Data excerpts

■ ■ ■ ■

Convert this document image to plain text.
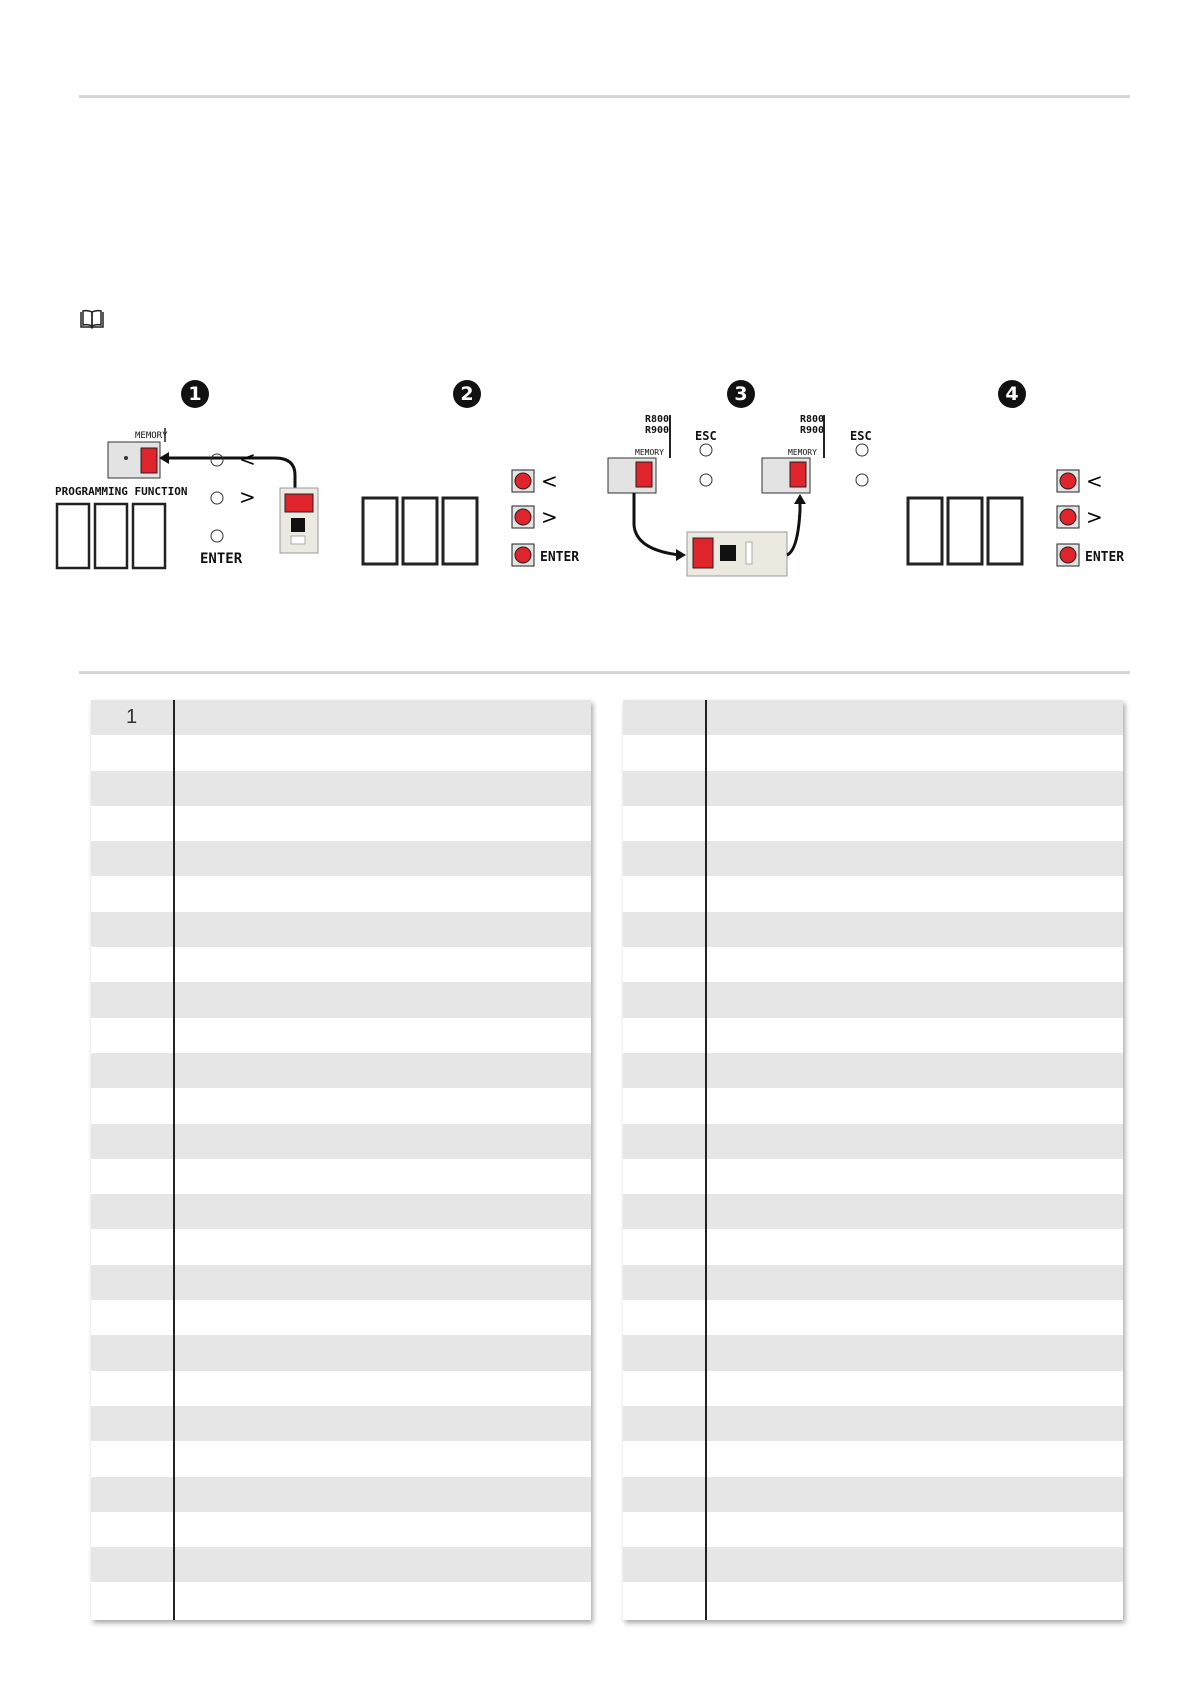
1	2	3	4
MEMORY
PROGRAMMING FUNCTION
<
>
ENTER
<
>
ENTER
R800
R900 ESC
MEMORY
R800
R900 ESC
MEMORY
<
>
ENTER
1
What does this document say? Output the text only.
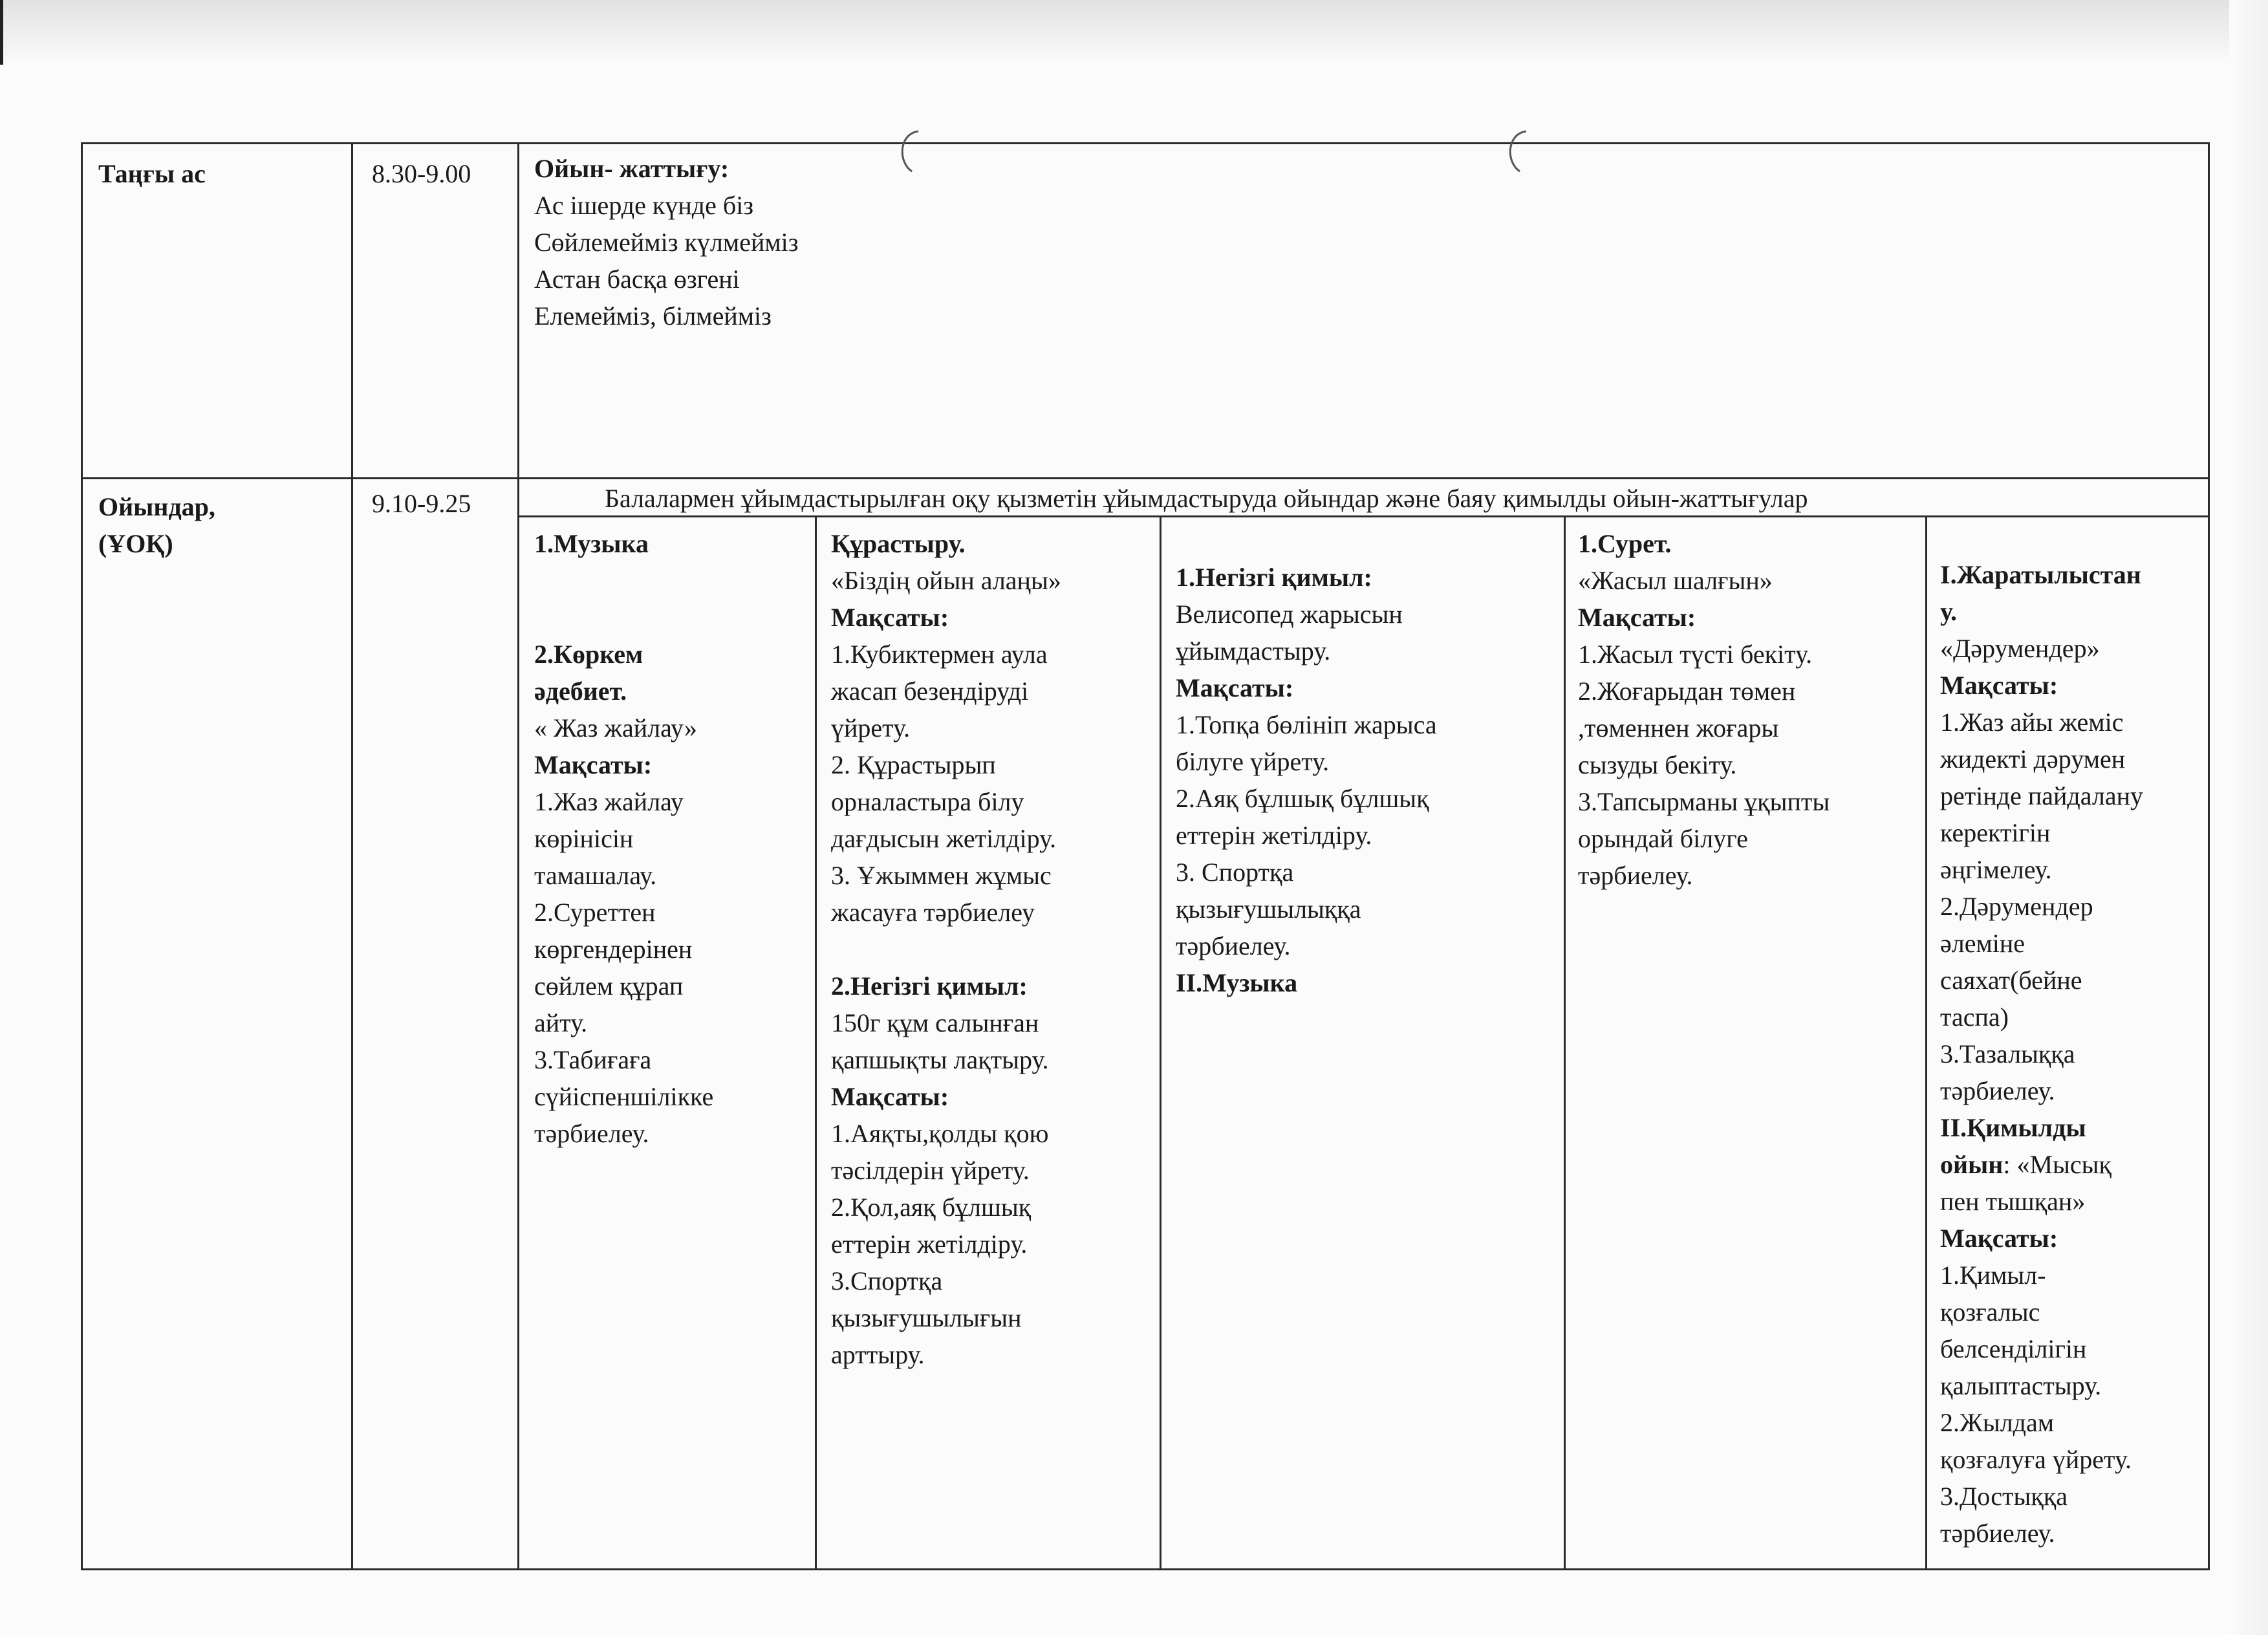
Таңғы ас	8.30-9.00 Ойын- жаттығу:
Ас ішерде күнде біз
Сөйлемейміз күлмейміз
Астан басқа өзгені
Елемейміз, білмейміз
Ойындар,
(ҰОҚ)
9.10-9.25	Балалармен ұйымдастырылған оқу қызметін ұйымдастыруда ойындар және баяу қимылды ойын-жаттығулар
1.Музыка
2.Көркем
әдебиет.
« Жаз жайлау»
Мақсаты:
1.Жаз жайлау
көрінісін
тамашалау.
2.Суреттен
көргендерінен
сөйлем құрап
айту.
3.Табиғаға
сүйіспеншілікке
тәрбиелеу.
Құрастыру.
«Біздің ойын алаңы»
Мақсаты:
1.Кубиктермен аула
жасап безендіруді
үйрету.
2. Құрастырып
орналастыра білу
дағдысын жетілдіру.
3. Ұжыммен жұмыс
жасауға тәрбиелеу
2.Негізгі қимыл:
150г құм салынған
қапшықты лақтыру.
Мақсаты:
1.Аяқты,қолды қою
тәсілдерін үйрету.
2.Қол,аяқ бұлшық
еттерін жетілдіру.
3.Спортқа
қызығушылығын
арттыру.
1.Негізгі қимыл:
Велисопед жарысын
ұйымдастыру.
Мақсаты:
1.Топқа бөлініп жарыса
білуге үйрету.
2.Аяқ бұлшық бұлшық
еттерін жетілдіру.
3. Спортқа
қызығушылыққа
тәрбиелеу.
ІІ.Музыка
1.Сурет.
«Жасыл шалғын»
Мақсаты:
1.Жасыл түсті бекіту.
2.Жоғарыдан төмен
,төменнен жоғары
сызуды бекіту.
3.Тапсырманы ұқыпты
орындай білуге
тәрбиелеу.
І.Жаратылыстан
у.
«Дәрумендер»
Мақсаты:
1.Жаз айы жеміс
жидекті дәрумен
ретінде пайдалану
керектігін
әңгімелеу.
2.Дәрумендер
әлеміне
саяхат(бейне
таспа)
3.Тазалыққа
тәрбиелеу.
ІІ.Қимылды
ойын: «Мысық
пен тышқан»
Мақсаты:
1.Қимыл-
қозғалыс
белсенділігін
қалыптастыру.
2.Жылдам
қозғалуға үйрету.
3.Достыққа
тәрбиелеу.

■ ■ ■ ■

--- Written problem ---
Print each of the records above exactly as written, leaving no picture in the copy.

--- The answer ---
Convert this document image to plain text.
1	2	3	4
MEMORY
PROGRAMMING FUNCTION
<
>
ENTER
<
>
ENTER
R800
R900 ESC
MEMORY
R800
R900 ESC
MEMORY
<
>
ENTER
1
What does this document say? Output the text only.
Таңғы ас	8.30-9.00 Ойын- жаттығу:
Ас ішерде күнде біз
Сөйлемейміз күлмейміз
Астан басқа өзгені
Елемейміз, білмейміз
Ойындар,
(ҰОҚ)
9.10-9.25	Балалармен ұйымдастырылған оқу қызметін ұйымдастыруда ойындар және баяу қимылды ойын-жаттығулар
1.Музыка
2.Көркем
әдебиет.
« Жаз жайлау»
Мақсаты:
1.Жаз жайлау
көрінісін
тамашалау.
2.Суреттен
көргендерінен
сөйлем құрап
айту.
3.Табиғаға
сүйіспеншілікке
тәрбиелеу.
Құрастыру.
«Біздің ойын алаңы»
Мақсаты:
1.Кубиктермен аула
жасап безендіруді
үйрету.
2. Құрастырып
орналастыра білу
дағдысын жетілдіру.
3. Ұжыммен жұмыс
жасауға тәрбиелеу
2.Негізгі қимыл:
150г құм салынған
қапшықты лақтыру.
Мақсаты:
1.Аяқты,қолды қою
тәсілдерін үйрету.
2.Қол,аяқ бұлшық
еттерін жетілдіру.
3.Спортқа
қызығушылығын
арттыру.
1.Негізгі қимыл:
Велисопед жарысын
ұйымдастыру.
Мақсаты:
1.Топқа бөлініп жарыса
білуге үйрету.
2.Аяқ бұлшық бұлшық
еттерін жетілдіру.
3. Спортқа
қызығушылыққа
тәрбиелеу.
ІІ.Музыка
1.Сурет.
«Жасыл шалғын»
Мақсаты:
1.Жасыл түсті бекіту.
2.Жоғарыдан төмен
,төменнен жоғары
сызуды бекіту.
3.Тапсырманы ұқыпты
орындай білуге
тәрбиелеу.
І.Жаратылыстан
у.
«Дәрумендер»
Мақсаты:
1.Жаз айы жеміс
жидекті дәрумен
ретінде пайдалану
керектігін
әңгімелеу.
2.Дәрумендер
әлеміне
саяхат(бейне
таспа)
3.Тазалыққа
тәрбиелеу.
ІІ.Қимылды
ойын: «Мысық
пен тышқан»
Мақсаты:
1.Қимыл-
қозғалыс
белсенділігін
қалыптастыру.
2.Жылдам
қозғалуға үйрету.
3.Достыққа
тәрбиелеу.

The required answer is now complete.